* _Items_
+-------+

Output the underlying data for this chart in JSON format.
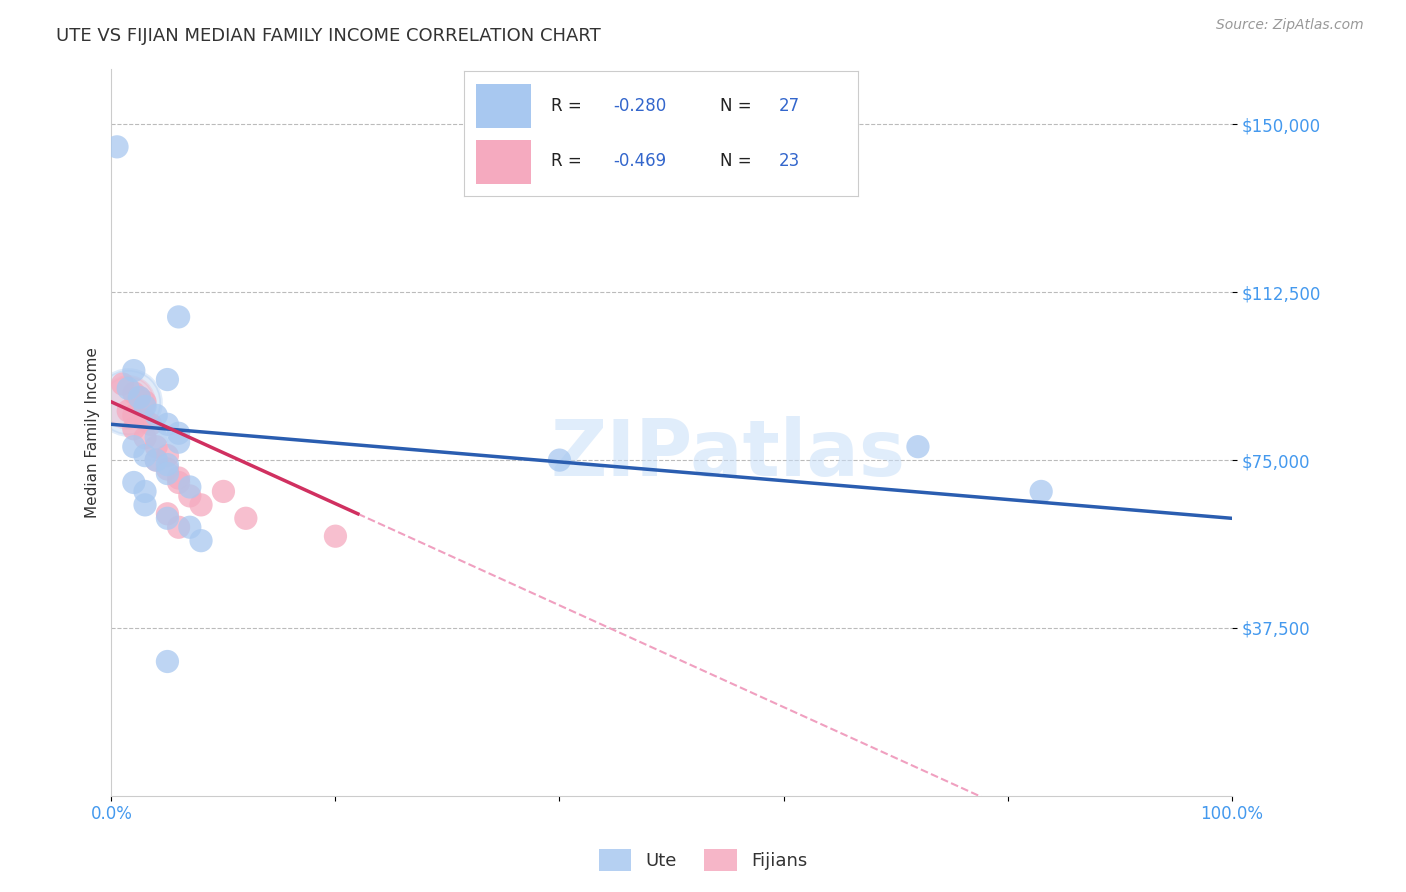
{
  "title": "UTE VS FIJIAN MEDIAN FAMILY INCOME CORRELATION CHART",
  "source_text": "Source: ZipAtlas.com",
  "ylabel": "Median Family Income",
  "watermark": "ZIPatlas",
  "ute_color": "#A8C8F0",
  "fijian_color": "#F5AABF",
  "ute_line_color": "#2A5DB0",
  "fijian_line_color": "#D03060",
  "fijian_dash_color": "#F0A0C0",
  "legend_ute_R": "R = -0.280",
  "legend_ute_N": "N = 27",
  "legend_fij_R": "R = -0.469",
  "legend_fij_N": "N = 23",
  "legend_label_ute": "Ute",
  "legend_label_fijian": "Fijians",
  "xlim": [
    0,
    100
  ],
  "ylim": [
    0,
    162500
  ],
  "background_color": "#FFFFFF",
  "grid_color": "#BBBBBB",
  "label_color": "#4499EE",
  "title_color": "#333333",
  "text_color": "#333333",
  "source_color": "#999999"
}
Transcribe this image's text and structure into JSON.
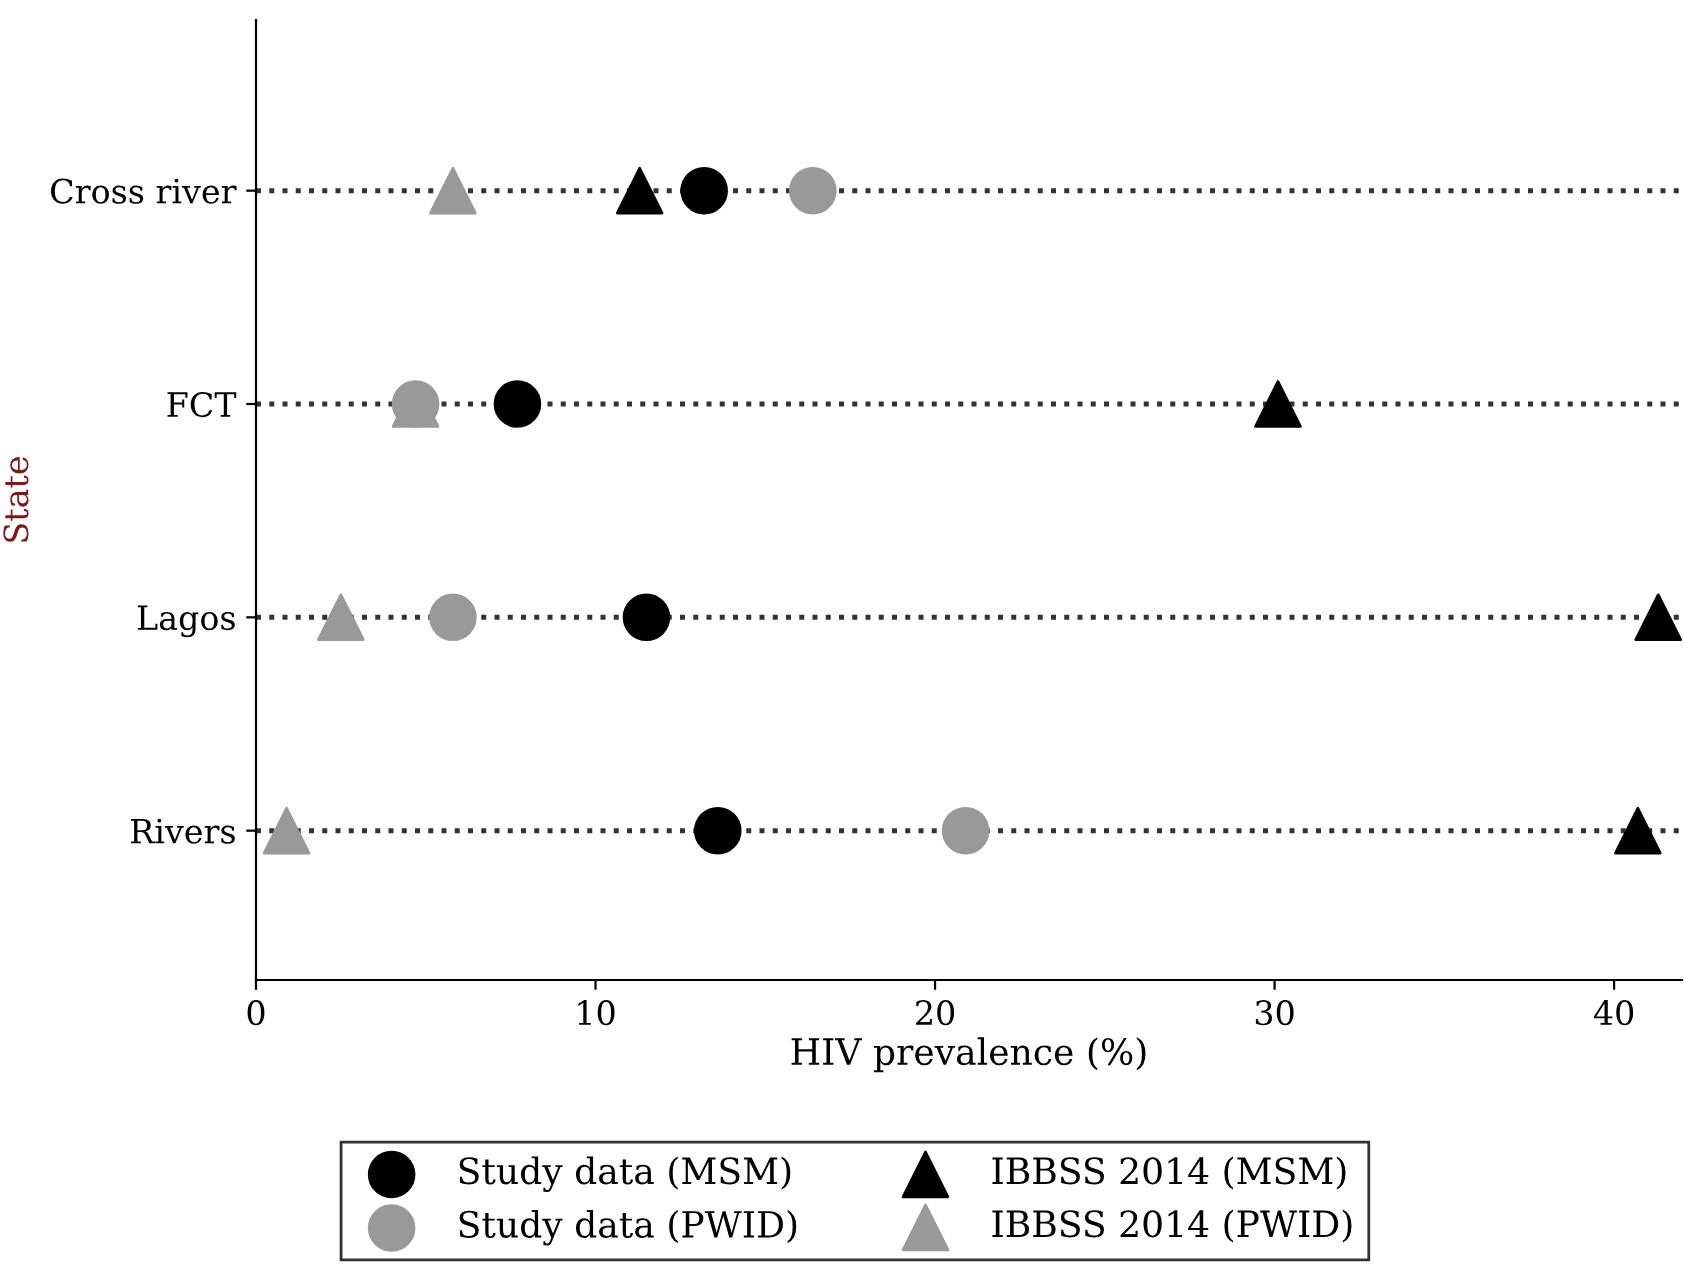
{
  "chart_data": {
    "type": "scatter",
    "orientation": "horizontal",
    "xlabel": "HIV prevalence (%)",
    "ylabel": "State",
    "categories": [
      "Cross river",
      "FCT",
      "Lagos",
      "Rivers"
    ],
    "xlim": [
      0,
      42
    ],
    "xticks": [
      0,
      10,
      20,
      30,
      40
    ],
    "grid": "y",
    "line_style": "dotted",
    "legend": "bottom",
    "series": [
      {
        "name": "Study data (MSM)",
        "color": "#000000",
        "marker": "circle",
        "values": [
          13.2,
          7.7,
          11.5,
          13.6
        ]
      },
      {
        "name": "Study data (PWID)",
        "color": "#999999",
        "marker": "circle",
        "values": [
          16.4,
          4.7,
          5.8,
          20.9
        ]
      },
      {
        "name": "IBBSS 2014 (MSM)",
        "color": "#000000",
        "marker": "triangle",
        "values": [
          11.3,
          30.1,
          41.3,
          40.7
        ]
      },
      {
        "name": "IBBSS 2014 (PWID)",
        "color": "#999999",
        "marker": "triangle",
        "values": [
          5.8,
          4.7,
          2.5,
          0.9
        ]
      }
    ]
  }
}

+-------+

* _Request_
Reproduce the whole listing above word for word, but not its pictures.

* _Exercise result_
Output the underlying data for this chart in JSON format.
{
  "title": "UTE VS FIJIAN MEDIAN FAMILY INCOME CORRELATION CHART",
  "source_text": "Source: ZipAtlas.com",
  "ylabel": "Median Family Income",
  "watermark": "ZIPatlas",
  "ute_color": "#A8C8F0",
  "fijian_color": "#F5AABF",
  "ute_line_color": "#2A5DB0",
  "fijian_line_color": "#D03060",
  "fijian_dash_color": "#F0A0C0",
  "legend_ute_R": "R = -0.280",
  "legend_ute_N": "N = 27",
  "legend_fij_R": "R = -0.469",
  "legend_fij_N": "N = 23",
  "legend_label_ute": "Ute",
  "legend_label_fijian": "Fijians",
  "xlim": [
    0,
    100
  ],
  "ylim": [
    0,
    162500
  ],
  "background_color": "#FFFFFF",
  "grid_color": "#BBBBBB",
  "label_color": "#4499EE",
  "title_color": "#333333",
  "text_color": "#333333",
  "source_color": "#999999"
}
Transcribe this image's text and structure into JSON.
{
  "chart_data": {
    "type": "scatter",
    "orientation": "horizontal",
    "xlabel": "HIV prevalence (%)",
    "ylabel": "State",
    "categories": [
      "Cross river",
      "FCT",
      "Lagos",
      "Rivers"
    ],
    "xlim": [
      0,
      42
    ],
    "xticks": [
      0,
      10,
      20,
      30,
      40
    ],
    "grid": "y",
    "line_style": "dotted",
    "legend": "bottom",
    "series": [
      {
        "name": "Study data (MSM)",
        "color": "#000000",
        "marker": "circle",
        "values": [
          13.2,
          7.7,
          11.5,
          13.6
        ]
      },
      {
        "name": "Study data (PWID)",
        "color": "#999999",
        "marker": "circle",
        "values": [
          16.4,
          4.7,
          5.8,
          20.9
        ]
      },
      {
        "name": "IBBSS 2014 (MSM)",
        "color": "#000000",
        "marker": "triangle",
        "values": [
          11.3,
          30.1,
          41.3,
          40.7
        ]
      },
      {
        "name": "IBBSS 2014 (PWID)",
        "color": "#999999",
        "marker": "triangle",
        "values": [
          5.8,
          4.7,
          2.5,
          0.9
        ]
      }
    ]
  }
}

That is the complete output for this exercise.